Task description » Count the lines containing "让梅州与粤港澳大湾区的连接变得更紧密". Give the number alone.

Information shown »
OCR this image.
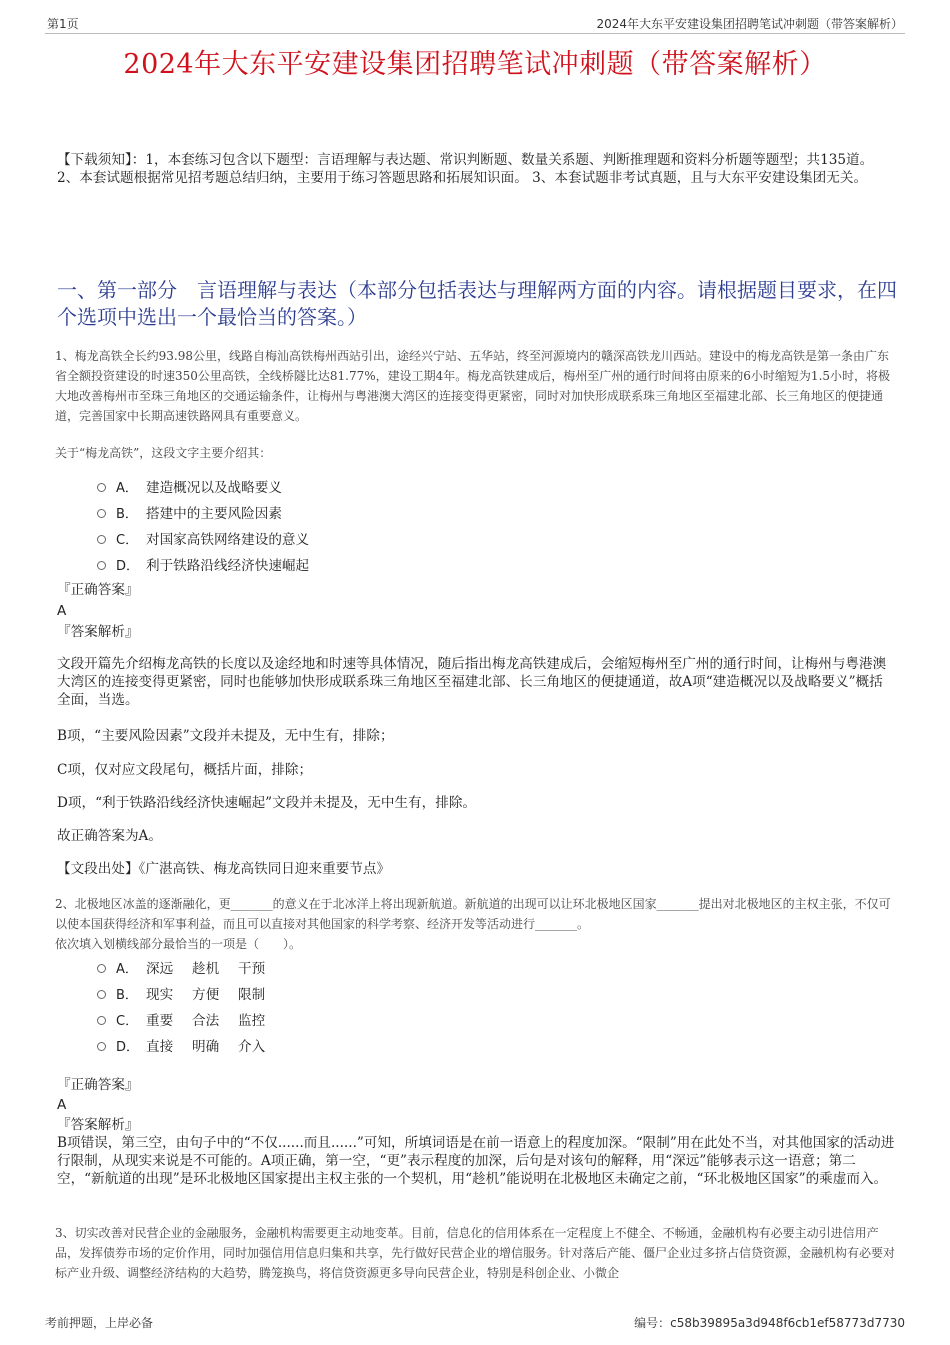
第1页	2024年大东平安建设集团招聘笔试冲刺题（带答案解析）
2024年大东平安建设集团招聘笔试冲刺题（带答案解析）
【下载须知】：1，本套练习包含以下题型：言语理解与表达题、常识判断题、数量关系题、判断推理题和资料分析题等题型；共135道。 2、本套试题根据常见招考题总结归纳，主要用于练习答题思路和拓展知识面。 3、本套试题非考试真题，且与大东平安建设集团无关。
一、第一部分　言语理解与表达（本部分包括表达与理解两方面的内容。请根据题目要求，在四个选项中选出一个最恰当的答案。）
1、梅龙高铁全长约93.98公里，线路自梅汕高铁梅州西站引出，途经兴宁站、五华站，终至河源境内的赣深高铁龙川西站。建设中的梅龙高铁是第一条由广东省全额投资建设的时速350公里高铁，全线桥隧比达81.77%，建设工期4年。梅龙高铁建成后，梅州至广州的通行时间将由原来的6小时缩短为1.5小时，将极大地改善梅州市至珠三角地区的交通运输条件，让梅州与粤港澳大湾区的连接变得更紧密，同时对加快形成联系珠三角地区至福建北部、长三角地区的便捷通道，完善国家中长期高速铁路网具有重要意义。
关于“梅龙高铁”，这段文字主要介绍其：
A． 建造概况以及战略要义
B． 搭建中的主要风险因素
C． 对国家高铁网络建设的意义
D． 利于铁路沿线经济快速崛起
『正确答案』
A
『答案解析』
文段开篇先介绍梅龙高铁的长度以及途经地和时速等具体情况，随后指出梅龙高铁建成后，会缩短梅州至广州的通行时间，让梅州与粤港澳大湾区的连接变得更紧密，同时也能够加快形成联系珠三角地区至福建北部、长三角地区的便捷通道，故A项“建造概况以及战略要义”概括全面，当选。
B项，“主要风险因素”文段并未提及，无中生有，排除；
C项，仅对应文段尾句，概括片面，排除；
D项，“利于铁路沿线经济快速崛起”文段并未提及，无中生有，排除。
故正确答案为A。
【文段出处】《广湛高铁、梅龙高铁同日迎来重要节点》
2、北极地区冰盖的逐渐融化，更_______的意义在于北冰洋上将出现新航道。新航道的出现可以让环北极地区国家_______提出对北极地区的主权主张，不仅可以使本国获得经济和军事利益，而且可以直接对其他国家的科学考察、经济开发等活动进行_______。
依次填入划横线部分最恰当的一项是（　　）。
A． 深远	趁机	干预
B． 现实	方便	限制
C． 重要	合法	监控
D． 直接	明确	介入
『正确答案』
A
『答案解析』
B项错误，第三空，由句子中的“不仅......而且......”可知，所填词语是在前一语意上的程度加深。“限制”用在此处不当，对其他国家的活动进行限制，从现实来说是不可能的。A项正确，第一空，“更”表示程度的加深，后句是对该句的解释，用“深远”能够表示这一语意；第二空，“新航道的出现”是环北极地区国家提出主权主张的一个契机，用“趁机”能说明在北极地区未确定之前，“环北极地区国家”的乘虚而入。
3、切实改善对民营企业的金融服务，金融机构需要更主动地变革。目前，信息化的信用体系在一定程度上不健全、不畅通，金融机构有必要主动引进信用产品，发挥债券市场的定价作用，同时加强信用信息归集和共享，先行做好民营企业的增信服务。针对落后产能、僵尸企业过多挤占信贷资源，金融机构有必要对标产业升级、调整经济结构的大趋势，腾笼换鸟，将信贷资源更多导向民营企业，特别是科创企业、小微企
考前押题，上岸必备	编号：c58b39895a3d948f6cb1ef58773d7730
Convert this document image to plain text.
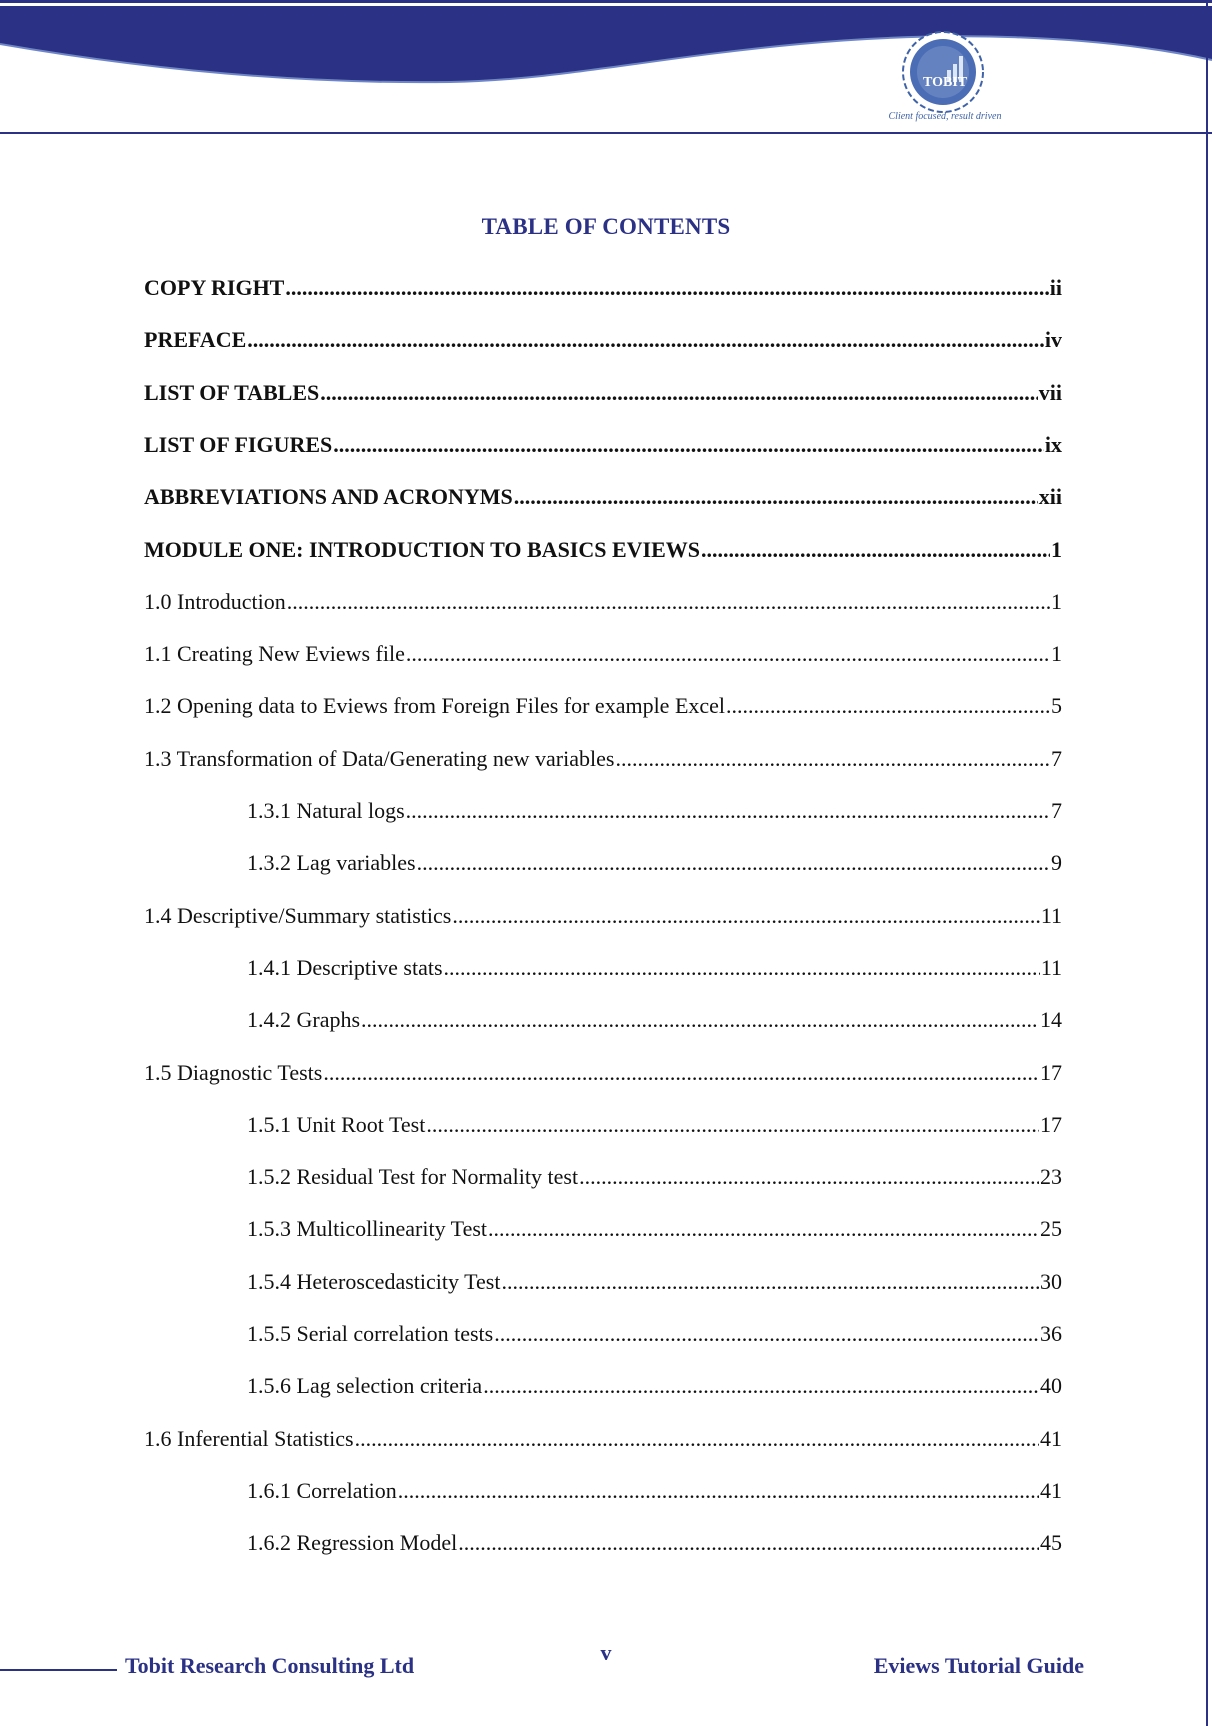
TOBIT
Client focused, result driven
TABLE OF CONTENTS
COPY RIGHT .....	ii
PREFACE .....	iv
LIST OF TABLES .....	vii
LIST OF FIGURES .....	ix
ABBREVIATIONS AND ACRONYMS .....	xii
MODULE ONE: INTRODUCTION TO BASICS EVIEWS .....	1
1.0 Introduction .....	1
1.1 Creating New Eviews file .....	1
1.2 Opening data to Eviews from Foreign Files for example Excel .....	5
1.3 Transformation of Data/Generating new variables .....	7
1.3.1 Natural logs .....	7
1.3.2 Lag variables .....	9
1.4 Descriptive/Summary statistics .....	11
1.4.1 Descriptive stats .....	11
1.4.2 Graphs .....	14
1.5 Diagnostic Tests .....	17
1.5.1 Unit Root Test .....	17
1.5.2 Residual Test for Normality test .....	23
1.5.3 Multicollinearity Test .....	25
1.5.4 Heteroscedasticity Test .....	30
1.5.5 Serial correlation tests .....	36
1.5.6 Lag selection criteria .....	40
1.6 Inferential Statistics .....	41
1.6.1 Correlation .....	41
1.6.2 Regression Model .....	45
Tobit Research Consulting Ltd
v
Eviews Tutorial Guide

Full response » 2